::: Given records

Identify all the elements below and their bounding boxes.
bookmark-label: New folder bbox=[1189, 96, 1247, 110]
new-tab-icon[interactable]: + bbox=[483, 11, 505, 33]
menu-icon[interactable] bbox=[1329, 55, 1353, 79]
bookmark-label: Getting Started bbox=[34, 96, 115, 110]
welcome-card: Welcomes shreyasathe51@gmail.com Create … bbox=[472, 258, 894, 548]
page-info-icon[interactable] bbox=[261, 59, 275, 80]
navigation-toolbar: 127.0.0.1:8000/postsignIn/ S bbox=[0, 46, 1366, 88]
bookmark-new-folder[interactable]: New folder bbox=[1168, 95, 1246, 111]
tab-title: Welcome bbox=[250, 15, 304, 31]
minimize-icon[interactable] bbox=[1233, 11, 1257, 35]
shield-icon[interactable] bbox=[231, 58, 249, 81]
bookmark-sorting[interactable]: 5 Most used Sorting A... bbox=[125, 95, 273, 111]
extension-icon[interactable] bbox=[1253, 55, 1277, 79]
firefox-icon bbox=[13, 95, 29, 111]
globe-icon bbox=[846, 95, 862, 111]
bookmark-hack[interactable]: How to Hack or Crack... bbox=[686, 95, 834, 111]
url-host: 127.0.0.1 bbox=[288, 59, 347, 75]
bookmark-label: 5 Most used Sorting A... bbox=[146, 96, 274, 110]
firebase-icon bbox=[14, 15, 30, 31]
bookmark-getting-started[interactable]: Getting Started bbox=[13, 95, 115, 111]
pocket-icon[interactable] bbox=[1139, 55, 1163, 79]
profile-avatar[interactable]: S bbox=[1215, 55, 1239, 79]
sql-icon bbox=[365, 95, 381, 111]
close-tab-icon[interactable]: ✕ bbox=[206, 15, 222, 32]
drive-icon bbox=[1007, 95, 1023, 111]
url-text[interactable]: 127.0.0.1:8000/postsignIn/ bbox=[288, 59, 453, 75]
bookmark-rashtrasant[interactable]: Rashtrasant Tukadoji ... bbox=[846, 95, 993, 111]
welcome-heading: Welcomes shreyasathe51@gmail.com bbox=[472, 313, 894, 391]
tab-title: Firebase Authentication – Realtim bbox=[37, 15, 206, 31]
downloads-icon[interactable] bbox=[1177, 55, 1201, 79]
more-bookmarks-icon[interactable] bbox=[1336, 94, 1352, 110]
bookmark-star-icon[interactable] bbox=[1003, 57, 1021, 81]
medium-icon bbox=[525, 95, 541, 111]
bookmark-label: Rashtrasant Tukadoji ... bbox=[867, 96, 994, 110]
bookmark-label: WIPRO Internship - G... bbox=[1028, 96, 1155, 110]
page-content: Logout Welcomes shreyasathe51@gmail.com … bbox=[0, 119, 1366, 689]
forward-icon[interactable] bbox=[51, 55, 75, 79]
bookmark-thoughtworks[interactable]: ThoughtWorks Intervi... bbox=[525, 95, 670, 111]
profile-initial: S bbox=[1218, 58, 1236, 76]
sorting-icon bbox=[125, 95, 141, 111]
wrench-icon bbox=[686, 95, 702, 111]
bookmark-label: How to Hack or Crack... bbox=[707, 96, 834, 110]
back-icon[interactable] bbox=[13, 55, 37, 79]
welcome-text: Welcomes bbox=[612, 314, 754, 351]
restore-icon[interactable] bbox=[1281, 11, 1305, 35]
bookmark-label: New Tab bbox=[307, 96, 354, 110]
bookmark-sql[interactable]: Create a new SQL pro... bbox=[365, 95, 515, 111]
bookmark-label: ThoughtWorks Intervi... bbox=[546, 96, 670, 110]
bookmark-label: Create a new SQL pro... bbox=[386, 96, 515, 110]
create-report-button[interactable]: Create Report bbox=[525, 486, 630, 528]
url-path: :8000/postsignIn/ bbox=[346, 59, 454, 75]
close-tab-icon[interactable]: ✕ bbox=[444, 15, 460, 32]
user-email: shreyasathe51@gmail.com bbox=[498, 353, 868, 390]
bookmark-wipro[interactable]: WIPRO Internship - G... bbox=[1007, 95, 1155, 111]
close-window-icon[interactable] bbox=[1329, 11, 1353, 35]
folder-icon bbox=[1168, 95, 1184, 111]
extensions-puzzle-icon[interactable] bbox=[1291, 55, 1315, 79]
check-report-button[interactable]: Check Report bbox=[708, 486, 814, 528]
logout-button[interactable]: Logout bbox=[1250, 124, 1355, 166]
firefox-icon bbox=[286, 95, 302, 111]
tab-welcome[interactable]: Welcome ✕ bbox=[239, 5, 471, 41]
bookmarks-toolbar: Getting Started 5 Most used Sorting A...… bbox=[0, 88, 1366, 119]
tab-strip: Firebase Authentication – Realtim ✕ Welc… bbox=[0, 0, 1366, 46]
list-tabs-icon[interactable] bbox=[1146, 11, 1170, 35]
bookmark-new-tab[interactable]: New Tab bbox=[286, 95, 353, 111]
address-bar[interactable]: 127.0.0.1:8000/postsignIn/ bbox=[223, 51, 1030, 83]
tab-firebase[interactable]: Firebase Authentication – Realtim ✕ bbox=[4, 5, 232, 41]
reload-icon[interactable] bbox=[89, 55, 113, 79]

::::::

Problem:
Reproduce the records from the start through the line containing "page-info-icon[interactable] bbox=[261, 59, 275, 80]", replacing "bookmark-label" with "bookmark-name" and leaving everything else unchanged.

The response:
Identify all the elements below and their bounding boxes.
bookmark-name: New folder bbox=[1189, 96, 1247, 110]
new-tab-icon[interactable]: + bbox=[483, 11, 505, 33]
menu-icon[interactable] bbox=[1329, 55, 1353, 79]
bookmark-name: Getting Started bbox=[34, 96, 115, 110]
welcome-card: Welcomes shreyasathe51@gmail.com Create … bbox=[472, 258, 894, 548]
page-info-icon[interactable] bbox=[261, 59, 275, 80]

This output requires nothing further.